---------- Raw data
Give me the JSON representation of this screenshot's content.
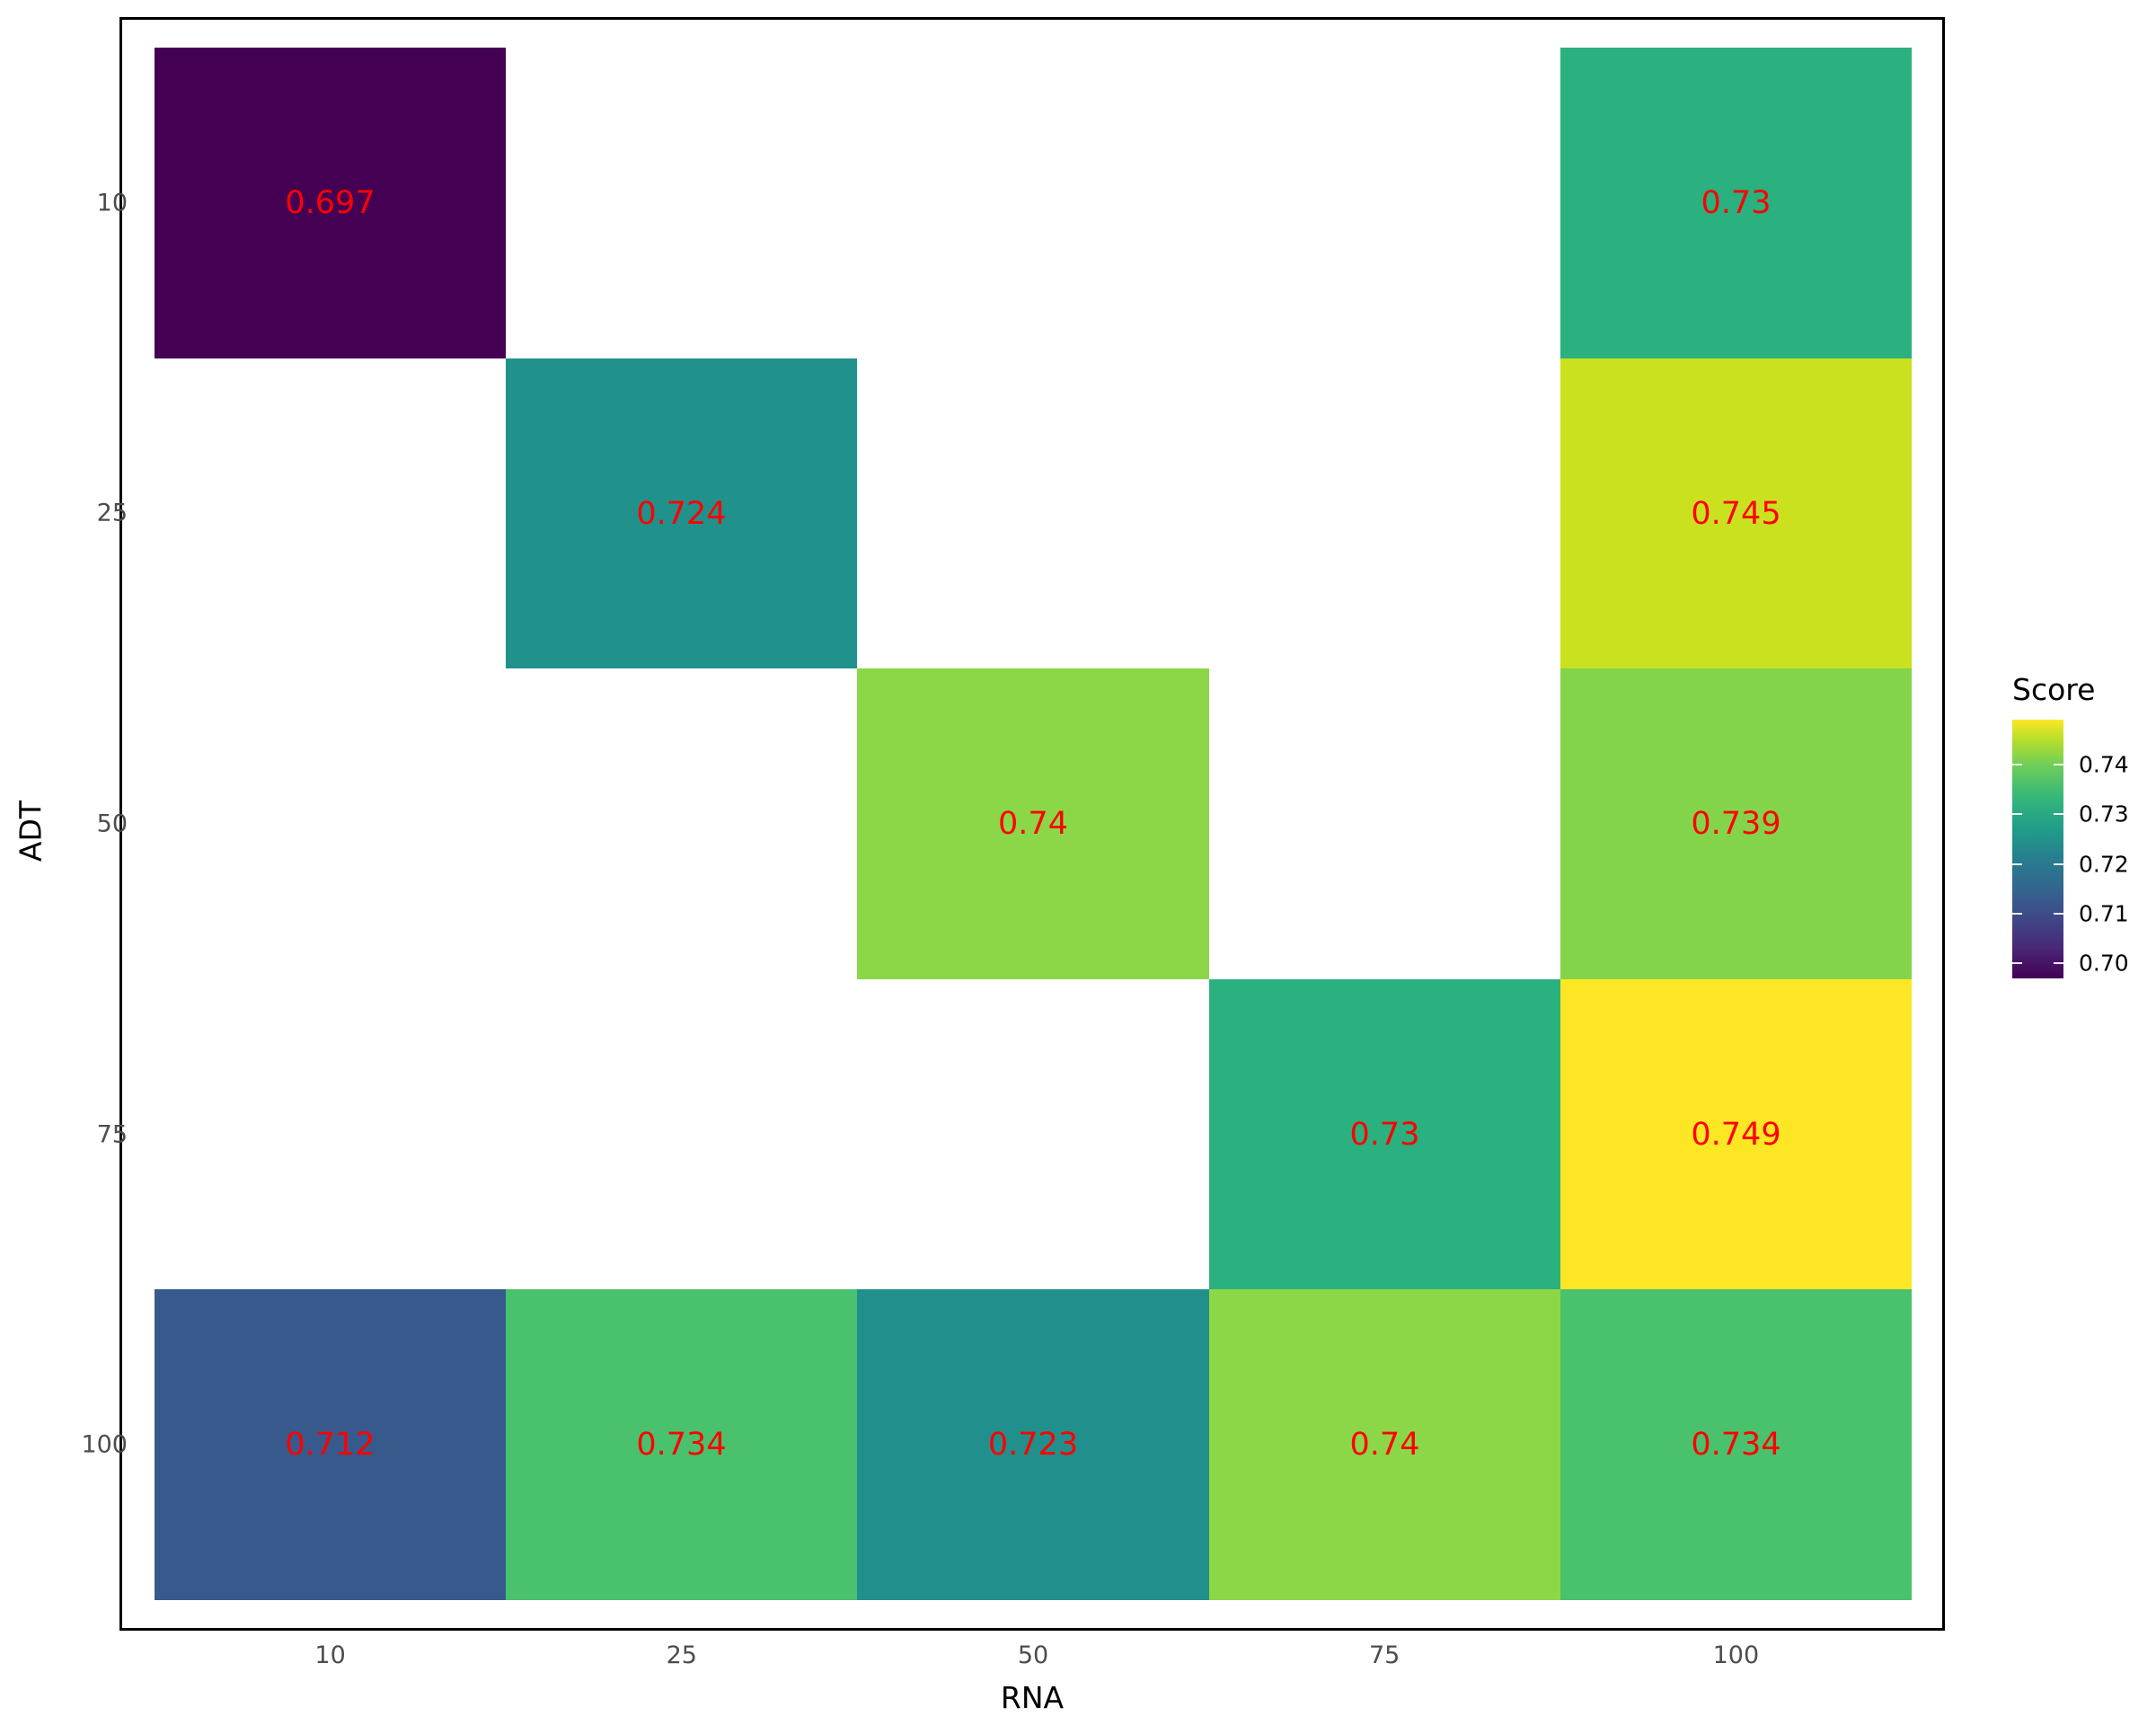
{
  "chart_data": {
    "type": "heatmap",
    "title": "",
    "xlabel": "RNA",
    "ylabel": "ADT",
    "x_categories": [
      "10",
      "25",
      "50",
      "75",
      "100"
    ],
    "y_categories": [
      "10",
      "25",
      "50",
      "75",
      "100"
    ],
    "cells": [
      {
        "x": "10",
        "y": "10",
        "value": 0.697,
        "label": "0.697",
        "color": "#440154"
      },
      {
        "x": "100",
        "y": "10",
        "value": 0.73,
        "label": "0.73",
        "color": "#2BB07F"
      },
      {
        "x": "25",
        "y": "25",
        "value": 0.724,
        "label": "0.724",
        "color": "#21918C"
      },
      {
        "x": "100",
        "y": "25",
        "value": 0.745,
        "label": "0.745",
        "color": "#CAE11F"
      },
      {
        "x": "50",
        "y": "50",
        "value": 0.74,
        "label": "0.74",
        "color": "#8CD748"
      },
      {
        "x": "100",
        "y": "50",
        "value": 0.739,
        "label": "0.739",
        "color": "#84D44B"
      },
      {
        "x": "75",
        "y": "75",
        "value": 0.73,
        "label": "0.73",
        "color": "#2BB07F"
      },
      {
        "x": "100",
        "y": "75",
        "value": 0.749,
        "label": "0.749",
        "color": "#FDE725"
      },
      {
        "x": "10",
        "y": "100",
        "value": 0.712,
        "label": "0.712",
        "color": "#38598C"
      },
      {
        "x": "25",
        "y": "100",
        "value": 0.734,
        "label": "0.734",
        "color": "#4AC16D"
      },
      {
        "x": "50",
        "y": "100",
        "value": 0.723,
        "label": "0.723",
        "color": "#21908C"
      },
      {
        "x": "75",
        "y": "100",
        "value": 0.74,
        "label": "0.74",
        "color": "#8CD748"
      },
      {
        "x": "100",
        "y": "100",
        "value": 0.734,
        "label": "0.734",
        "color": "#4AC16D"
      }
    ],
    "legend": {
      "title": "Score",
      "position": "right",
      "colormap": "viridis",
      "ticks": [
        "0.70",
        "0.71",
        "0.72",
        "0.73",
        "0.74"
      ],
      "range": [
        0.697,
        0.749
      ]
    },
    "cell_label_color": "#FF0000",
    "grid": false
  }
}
--------------------
*Task goal*
Restate every record exactly, please; do not copy the pictures.

*Correct response*
Give me the JSON representation of this screenshot's content.
{
  "chart_data": {
    "type": "heatmap",
    "title": "",
    "xlabel": "RNA",
    "ylabel": "ADT",
    "x_categories": [
      "10",
      "25",
      "50",
      "75",
      "100"
    ],
    "y_categories": [
      "10",
      "25",
      "50",
      "75",
      "100"
    ],
    "cells": [
      {
        "x": "10",
        "y": "10",
        "value": 0.697,
        "label": "0.697",
        "color": "#440154"
      },
      {
        "x": "100",
        "y": "10",
        "value": 0.73,
        "label": "0.73",
        "color": "#2BB07F"
      },
      {
        "x": "25",
        "y": "25",
        "value": 0.724,
        "label": "0.724",
        "color": "#21918C"
      },
      {
        "x": "100",
        "y": "25",
        "value": 0.745,
        "label": "0.745",
        "color": "#CAE11F"
      },
      {
        "x": "50",
        "y": "50",
        "value": 0.74,
        "label": "0.74",
        "color": "#8CD748"
      },
      {
        "x": "100",
        "y": "50",
        "value": 0.739,
        "label": "0.739",
        "color": "#84D44B"
      },
      {
        "x": "75",
        "y": "75",
        "value": 0.73,
        "label": "0.73",
        "color": "#2BB07F"
      },
      {
        "x": "100",
        "y": "75",
        "value": 0.749,
        "label": "0.749",
        "color": "#FDE725"
      },
      {
        "x": "10",
        "y": "100",
        "value": 0.712,
        "label": "0.712",
        "color": "#38598C"
      },
      {
        "x": "25",
        "y": "100",
        "value": 0.734,
        "label": "0.734",
        "color": "#4AC16D"
      },
      {
        "x": "50",
        "y": "100",
        "value": 0.723,
        "label": "0.723",
        "color": "#21908C"
      },
      {
        "x": "75",
        "y": "100",
        "value": 0.74,
        "label": "0.74",
        "color": "#8CD748"
      },
      {
        "x": "100",
        "y": "100",
        "value": 0.734,
        "label": "0.734",
        "color": "#4AC16D"
      }
    ],
    "legend": {
      "title": "Score",
      "position": "right",
      "colormap": "viridis",
      "ticks": [
        "0.70",
        "0.71",
        "0.72",
        "0.73",
        "0.74"
      ],
      "range": [
        0.697,
        0.749
      ]
    },
    "cell_label_color": "#FF0000",
    "grid": false
  }
}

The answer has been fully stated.